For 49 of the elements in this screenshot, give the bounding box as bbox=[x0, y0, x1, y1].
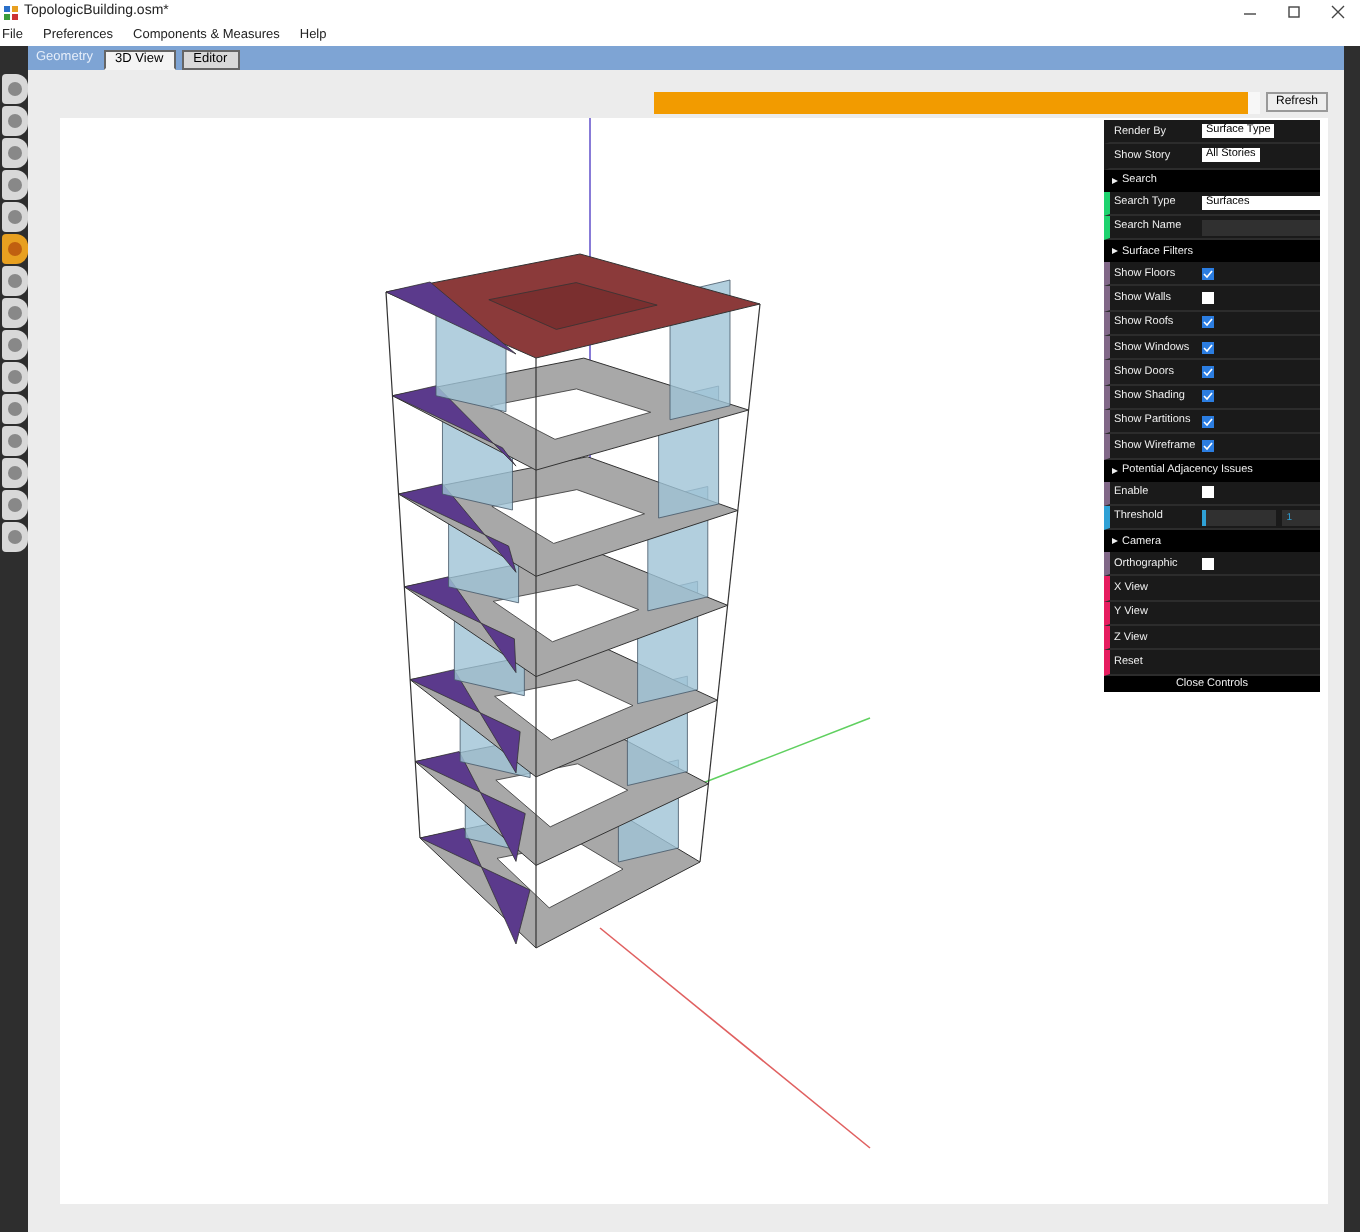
circle-icon bbox=[5, 272, 23, 290]
circle-icon bbox=[5, 208, 23, 226]
3d-viewport[interactable] bbox=[60, 118, 1328, 1204]
tool-button[interactable] bbox=[1, 74, 27, 104]
tool-button[interactable] bbox=[1, 490, 27, 520]
app-icon bbox=[4, 5, 18, 19]
tool-button[interactable] bbox=[1, 394, 27, 424]
checkbox[interactable] bbox=[1202, 341, 1214, 354]
circle-icon bbox=[5, 176, 23, 194]
circle-icon bbox=[5, 368, 23, 386]
tool-button[interactable] bbox=[1, 330, 27, 360]
tool-button[interactable] bbox=[1, 202, 27, 232]
tool-button[interactable] bbox=[1, 138, 27, 168]
building-drawing[interactable] bbox=[385, 253, 761, 949]
caret-icon bbox=[1112, 248, 1118, 255]
circle-icon bbox=[5, 80, 23, 98]
checkbox[interactable] bbox=[1202, 486, 1214, 499]
circle-icon bbox=[5, 432, 23, 450]
tool-button[interactable] bbox=[1, 298, 27, 328]
caret-icon bbox=[1112, 467, 1118, 474]
circle-icon bbox=[5, 400, 23, 418]
circle-icon bbox=[5, 464, 23, 482]
checkbox[interactable] bbox=[1202, 439, 1214, 452]
slider[interactable] bbox=[1202, 509, 1277, 525]
tool-button[interactable] bbox=[1, 170, 27, 200]
tool-button[interactable] bbox=[1, 458, 27, 488]
caret-icon bbox=[1112, 177, 1118, 184]
tool-button[interactable] bbox=[1, 426, 27, 456]
circle-icon bbox=[5, 496, 23, 514]
circle-icon bbox=[5, 112, 23, 130]
tool-button[interactable] bbox=[1, 522, 27, 552]
text-field[interactable] bbox=[1202, 219, 1320, 236]
circle-icon bbox=[5, 144, 23, 162]
tool-button[interactable] bbox=[1, 234, 27, 264]
tool-button[interactable] bbox=[1, 106, 27, 136]
checkbox[interactable] bbox=[1202, 292, 1214, 305]
checkbox[interactable] bbox=[1202, 366, 1214, 379]
checkbox[interactable] bbox=[1202, 267, 1214, 280]
checkbox[interactable] bbox=[1202, 557, 1214, 570]
circle-icon bbox=[5, 528, 23, 546]
tool-button[interactable] bbox=[1, 266, 27, 296]
circle-icon bbox=[5, 240, 23, 258]
circle-icon bbox=[5, 304, 23, 322]
checkbox[interactable] bbox=[1202, 415, 1214, 428]
tool-button[interactable] bbox=[1, 362, 27, 392]
checkbox[interactable] bbox=[1202, 316, 1214, 329]
caret-icon bbox=[1112, 538, 1118, 545]
checkbox[interactable] bbox=[1202, 390, 1214, 403]
circle-icon bbox=[5, 336, 23, 354]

§ **Exercise**:
Rename every "circle-icon" in the records to "round-icon", keep everything else unchanged, and leave the pictures out of your answer.

§ **Written answer**:
For 49 of the elements in this screenshot, give the bounding box as bbox=[x0, y0, x1, y1].
round-icon bbox=[5, 272, 23, 290]
round-icon bbox=[5, 208, 23, 226]
3d-viewport[interactable] bbox=[60, 118, 1328, 1204]
tool-button[interactable] bbox=[1, 74, 27, 104]
tool-button[interactable] bbox=[1, 490, 27, 520]
app-icon bbox=[4, 5, 18, 19]
tool-button[interactable] bbox=[1, 394, 27, 424]
checkbox[interactable] bbox=[1202, 341, 1214, 354]
round-icon bbox=[5, 176, 23, 194]
round-icon bbox=[5, 368, 23, 386]
tool-button[interactable] bbox=[1, 330, 27, 360]
tool-button[interactable] bbox=[1, 202, 27, 232]
tool-button[interactable] bbox=[1, 138, 27, 168]
building-drawing[interactable] bbox=[385, 253, 761, 949]
caret-icon bbox=[1112, 248, 1118, 255]
round-icon bbox=[5, 80, 23, 98]
checkbox[interactable] bbox=[1202, 486, 1214, 499]
round-icon bbox=[5, 432, 23, 450]
tool-button[interactable] bbox=[1, 298, 27, 328]
caret-icon bbox=[1112, 467, 1118, 474]
round-icon bbox=[5, 400, 23, 418]
round-icon bbox=[5, 464, 23, 482]
checkbox[interactable] bbox=[1202, 439, 1214, 452]
slider[interactable] bbox=[1202, 509, 1277, 525]
tool-button[interactable] bbox=[1, 170, 27, 200]
tool-button[interactable] bbox=[1, 458, 27, 488]
caret-icon bbox=[1112, 177, 1118, 184]
tool-button[interactable] bbox=[1, 426, 27, 456]
round-icon bbox=[5, 496, 23, 514]
round-icon bbox=[5, 112, 23, 130]
tool-button[interactable] bbox=[1, 522, 27, 552]
text-field[interactable] bbox=[1202, 219, 1320, 236]
round-icon bbox=[5, 144, 23, 162]
tool-button[interactable] bbox=[1, 234, 27, 264]
tool-button[interactable] bbox=[1, 106, 27, 136]
checkbox[interactable] bbox=[1202, 292, 1214, 305]
checkbox[interactable] bbox=[1202, 366, 1214, 379]
checkbox[interactable] bbox=[1202, 267, 1214, 280]
checkbox[interactable] bbox=[1202, 557, 1214, 570]
round-icon bbox=[5, 528, 23, 546]
tool-button[interactable] bbox=[1, 266, 27, 296]
round-icon bbox=[5, 240, 23, 258]
round-icon bbox=[5, 304, 23, 322]
checkbox[interactable] bbox=[1202, 415, 1214, 428]
tool-button[interactable] bbox=[1, 362, 27, 392]
checkbox[interactable] bbox=[1202, 316, 1214, 329]
caret-icon bbox=[1112, 538, 1118, 545]
checkbox[interactable] bbox=[1202, 390, 1214, 403]
round-icon bbox=[5, 336, 23, 354]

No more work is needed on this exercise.